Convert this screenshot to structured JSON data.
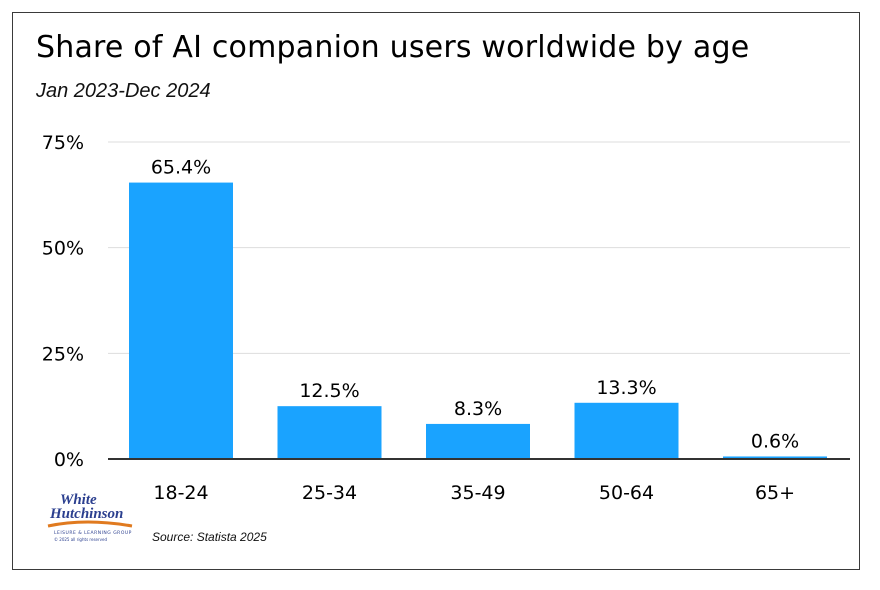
{
  "chart_data": {
    "type": "bar",
    "title": "Share of AI companion users worldwide by age",
    "subtitle": "Jan 2023-Dec 2024",
    "categories": [
      "18-24",
      "25-34",
      "35-49",
      "50-64",
      "65+"
    ],
    "values": [
      65.4,
      12.5,
      8.3,
      13.3,
      0.6
    ],
    "data_labels": [
      "65.4%",
      "12.5%",
      "8.3%",
      "13.3%",
      "0.6%"
    ],
    "yticks": [
      0,
      25,
      50,
      75
    ],
    "ytick_labels": [
      "0%",
      "25%",
      "50%",
      "75%"
    ],
    "ylim": [
      0,
      75
    ],
    "xlabel": "",
    "ylabel": "",
    "grid": true,
    "bar_color": "#1aa3ff",
    "grid_color": "#dddddd"
  },
  "footer": {
    "source": "Source: Statista 2025",
    "logo_text": "White Hutchinson",
    "logo_tagline": "LEISURE & LEARNING GROUP",
    "logo_copyright": "© 2025 all rights reserved"
  }
}
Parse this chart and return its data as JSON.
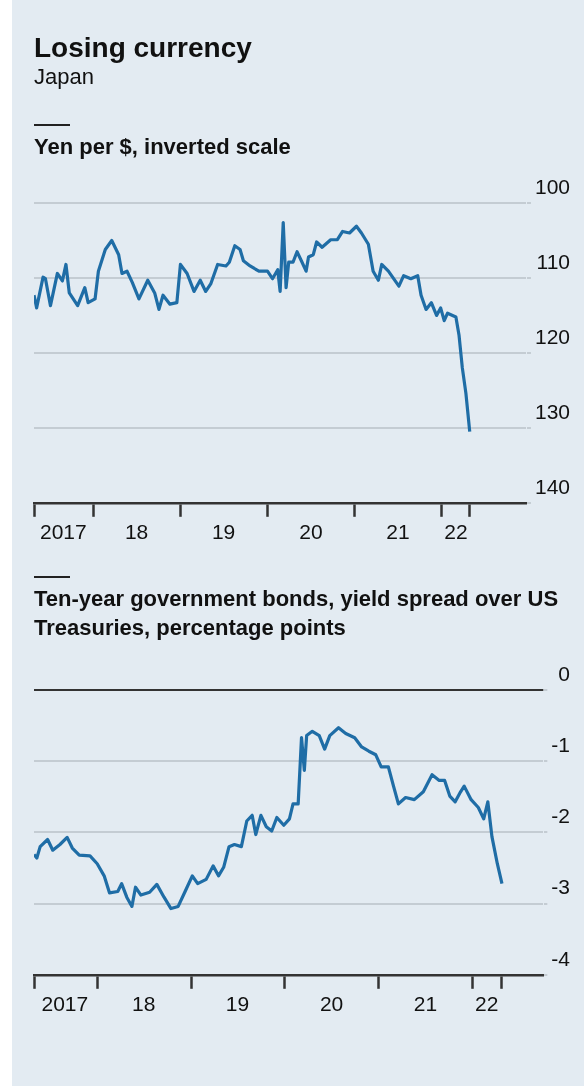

____________________

#### The problem:
Reproduce the records above exactly, leaving out every picture they contain.

#### Task response:
Convert this screenshot to structured JSON data.
{
  "chart_data": {
    "type": "bar",
    "title": "Share of AI companion users worldwide by age",
    "subtitle": "Jan 2023-Dec 2024",
    "categories": [
      "18-24",
      "25-34",
      "35-49",
      "50-64",
      "65+"
    ],
    "values": [
      65.4,
      12.5,
      8.3,
      13.3,
      0.6
    ],
    "data_labels": [
      "65.4%",
      "12.5%",
      "8.3%",
      "13.3%",
      "0.6%"
    ],
    "yticks": [
      0,
      25,
      50,
      75
    ],
    "ytick_labels": [
      "0%",
      "25%",
      "50%",
      "75%"
    ],
    "ylim": [
      0,
      75
    ],
    "xlabel": "",
    "ylabel": "",
    "grid": true,
    "bar_color": "#1aa3ff",
    "grid_color": "#dddddd"
  },
  "footer": {
    "source": "Source: Statista 2025",
    "logo_text": "White Hutchinson",
    "logo_tagline": "LEISURE & LEARNING GROUP",
    "logo_copyright": "© 2025 all rights reserved"
  }
}
Parse this chart and return its data as JSON.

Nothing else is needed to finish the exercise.